* [STORED DATA]
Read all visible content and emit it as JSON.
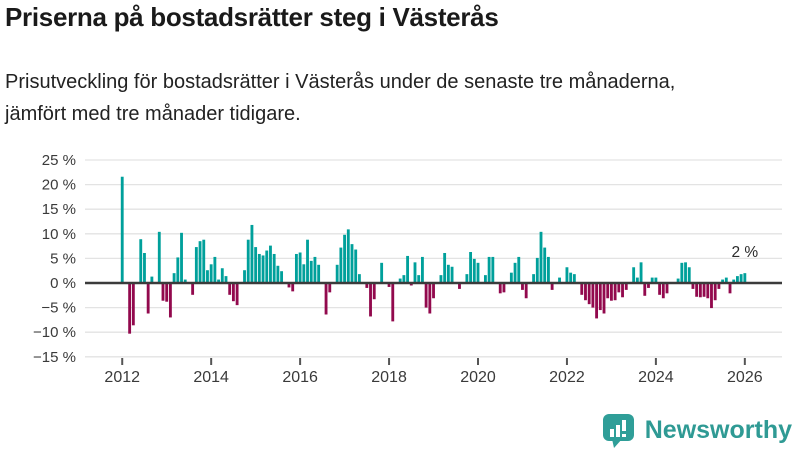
{
  "header": {
    "title": "Priserna på bostadsrätter steg i Västerås",
    "subtitle": "Prisutveckling för bostadsrätter i Västerås under de senaste tre månaderna, jämfört med tre månader tidigare."
  },
  "chart_data": {
    "type": "bar",
    "title": "Priserna på bostadsrätter steg i Västerås",
    "subtitle": "Prisutveckling för bostadsrätter i Västerås under de senaste tre månaderna, jämfört med tre månader tidigare.",
    "unit": "%",
    "frequency": "monthly",
    "x_start": "2012-01",
    "x_end": "2026-01",
    "ylim": [
      -15,
      25
    ],
    "grid": true,
    "values": [
      21.6,
      0,
      -10.3,
      -8.6,
      0,
      8.9,
      6.1,
      -6.2,
      1.3,
      0,
      10.4,
      -3.6,
      -3.8,
      -7.0,
      2.0,
      5.2,
      10.2,
      0.7,
      0,
      -2.4,
      7.3,
      8.5,
      8.8,
      2.6,
      3.8,
      5.3,
      0.7,
      3.0,
      1.4,
      -2.4,
      -3.7,
      -4.5,
      0,
      2.6,
      8.8,
      11.8,
      7.3,
      5.9,
      5.6,
      6.6,
      7.6,
      5.9,
      3.5,
      2.4,
      0,
      -0.9,
      -1.7,
      5.9,
      6.2,
      3.8,
      8.8,
      4.5,
      5.3,
      3.7,
      0,
      -6.4,
      -1.9,
      0,
      3.7,
      7.2,
      9.8,
      10.9,
      7.9,
      6.8,
      1.8,
      0,
      -1.0,
      -6.8,
      -3.3,
      0,
      4.1,
      0,
      -0.8,
      -7.8,
      0,
      0.9,
      1.6,
      5.5,
      -0.5,
      4.2,
      1.6,
      5.3,
      -5.0,
      -6.2,
      -3.1,
      0,
      1.6,
      6.1,
      3.7,
      3.3,
      0,
      -1.2,
      0,
      1.8,
      6.3,
      4.9,
      4.1,
      0,
      1.6,
      5.3,
      5.3,
      0,
      -2.1,
      -1.9,
      0,
      2.1,
      4.1,
      5.3,
      -1.4,
      -3.1,
      0,
      1.8,
      5.1,
      10.4,
      7.2,
      5.3,
      -1.4,
      0,
      1.1,
      0,
      3.2,
      2.1,
      1.8,
      0,
      -2.4,
      -3.5,
      -4.3,
      -5.0,
      -7.2,
      -5.5,
      -6.2,
      -3.1,
      -3.6,
      -3.5,
      -1.9,
      -2.9,
      -1.4,
      0,
      3.2,
      1.1,
      4.2,
      -2.6,
      -1.0,
      1.1,
      1.1,
      -2.4,
      -3.1,
      -2.1,
      0,
      0,
      0.9,
      4.1,
      4.2,
      3.2,
      -1.2,
      -2.8,
      -2.9,
      -2.8,
      -3.1,
      -5.1,
      -3.5,
      -1.2,
      0.7,
      1.1,
      -2.1,
      0.7,
      1.4,
      1.8,
      2.0
    ],
    "y_ticks": [
      {
        "value": 25,
        "label": "25 %"
      },
      {
        "value": 20,
        "label": "20 %"
      },
      {
        "value": 15,
        "label": "15 %"
      },
      {
        "value": 10,
        "label": "10 %"
      },
      {
        "value": 5,
        "label": "5 %"
      },
      {
        "value": 0,
        "label": "0 %"
      },
      {
        "value": -5,
        "label": "−5 %"
      },
      {
        "value": -10,
        "label": "−10 %"
      },
      {
        "value": -15,
        "label": "−15 %"
      }
    ],
    "x_tick_years": [
      2012,
      2014,
      2016,
      2018,
      2020,
      2022,
      2024,
      2026
    ],
    "annotation": {
      "text": "2 %",
      "target": "last-bar"
    },
    "legend": "none",
    "colors": {
      "positive": "#00a09b",
      "negative": "#92094d",
      "grid": "#e3e3e3",
      "zero_line": "#3b3b3b",
      "axis_text": "#3a3a3a",
      "annotation_text": "#2b2b2b"
    }
  },
  "footer": {
    "brand": "Newsworthy",
    "logo_icon": "bar-chart-speech-bubble-icon",
    "brand_color": "#2f9a94"
  }
}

* [AIM] Take the listing above and print it exactly, apart from the pictures.

* [RESPONSE]
Read all visible content and emit it as JSON.
{
  "header": {
    "title": "Priserna på bostadsrätter steg i Västerås",
    "subtitle": "Prisutveckling för bostadsrätter i Västerås under de senaste tre månaderna, jämfört med tre månader tidigare."
  },
  "chart_data": {
    "type": "bar",
    "title": "Priserna på bostadsrätter steg i Västerås",
    "subtitle": "Prisutveckling för bostadsrätter i Västerås under de senaste tre månaderna, jämfört med tre månader tidigare.",
    "unit": "%",
    "frequency": "monthly",
    "x_start": "2012-01",
    "x_end": "2026-01",
    "ylim": [
      -15,
      25
    ],
    "grid": true,
    "values": [
      21.6,
      0,
      -10.3,
      -8.6,
      0,
      8.9,
      6.1,
      -6.2,
      1.3,
      0,
      10.4,
      -3.6,
      -3.8,
      -7.0,
      2.0,
      5.2,
      10.2,
      0.7,
      0,
      -2.4,
      7.3,
      8.5,
      8.8,
      2.6,
      3.8,
      5.3,
      0.7,
      3.0,
      1.4,
      -2.4,
      -3.7,
      -4.5,
      0,
      2.6,
      8.8,
      11.8,
      7.3,
      5.9,
      5.6,
      6.6,
      7.6,
      5.9,
      3.5,
      2.4,
      0,
      -0.9,
      -1.7,
      5.9,
      6.2,
      3.8,
      8.8,
      4.5,
      5.3,
      3.7,
      0,
      -6.4,
      -1.9,
      0,
      3.7,
      7.2,
      9.8,
      10.9,
      7.9,
      6.8,
      1.8,
      0,
      -1.0,
      -6.8,
      -3.3,
      0,
      4.1,
      0,
      -0.8,
      -7.8,
      0,
      0.9,
      1.6,
      5.5,
      -0.5,
      4.2,
      1.6,
      5.3,
      -5.0,
      -6.2,
      -3.1,
      0,
      1.6,
      6.1,
      3.7,
      3.3,
      0,
      -1.2,
      0,
      1.8,
      6.3,
      4.9,
      4.1,
      0,
      1.6,
      5.3,
      5.3,
      0,
      -2.1,
      -1.9,
      0,
      2.1,
      4.1,
      5.3,
      -1.4,
      -3.1,
      0,
      1.8,
      5.1,
      10.4,
      7.2,
      5.3,
      -1.4,
      0,
      1.1,
      0,
      3.2,
      2.1,
      1.8,
      0,
      -2.4,
      -3.5,
      -4.3,
      -5.0,
      -7.2,
      -5.5,
      -6.2,
      -3.1,
      -3.6,
      -3.5,
      -1.9,
      -2.9,
      -1.4,
      0,
      3.2,
      1.1,
      4.2,
      -2.6,
      -1.0,
      1.1,
      1.1,
      -2.4,
      -3.1,
      -2.1,
      0,
      0,
      0.9,
      4.1,
      4.2,
      3.2,
      -1.2,
      -2.8,
      -2.9,
      -2.8,
      -3.1,
      -5.1,
      -3.5,
      -1.2,
      0.7,
      1.1,
      -2.1,
      0.7,
      1.4,
      1.8,
      2.0
    ],
    "y_ticks": [
      {
        "value": 25,
        "label": "25 %"
      },
      {
        "value": 20,
        "label": "20 %"
      },
      {
        "value": 15,
        "label": "15 %"
      },
      {
        "value": 10,
        "label": "10 %"
      },
      {
        "value": 5,
        "label": "5 %"
      },
      {
        "value": 0,
        "label": "0 %"
      },
      {
        "value": -5,
        "label": "−5 %"
      },
      {
        "value": -10,
        "label": "−10 %"
      },
      {
        "value": -15,
        "label": "−15 %"
      }
    ],
    "x_tick_years": [
      2012,
      2014,
      2016,
      2018,
      2020,
      2022,
      2024,
      2026
    ],
    "annotation": {
      "text": "2 %",
      "target": "last-bar"
    },
    "legend": "none",
    "colors": {
      "positive": "#00a09b",
      "negative": "#92094d",
      "grid": "#e3e3e3",
      "zero_line": "#3b3b3b",
      "axis_text": "#3a3a3a",
      "annotation_text": "#2b2b2b"
    }
  },
  "footer": {
    "brand": "Newsworthy",
    "logo_icon": "bar-chart-speech-bubble-icon",
    "brand_color": "#2f9a94"
  }
}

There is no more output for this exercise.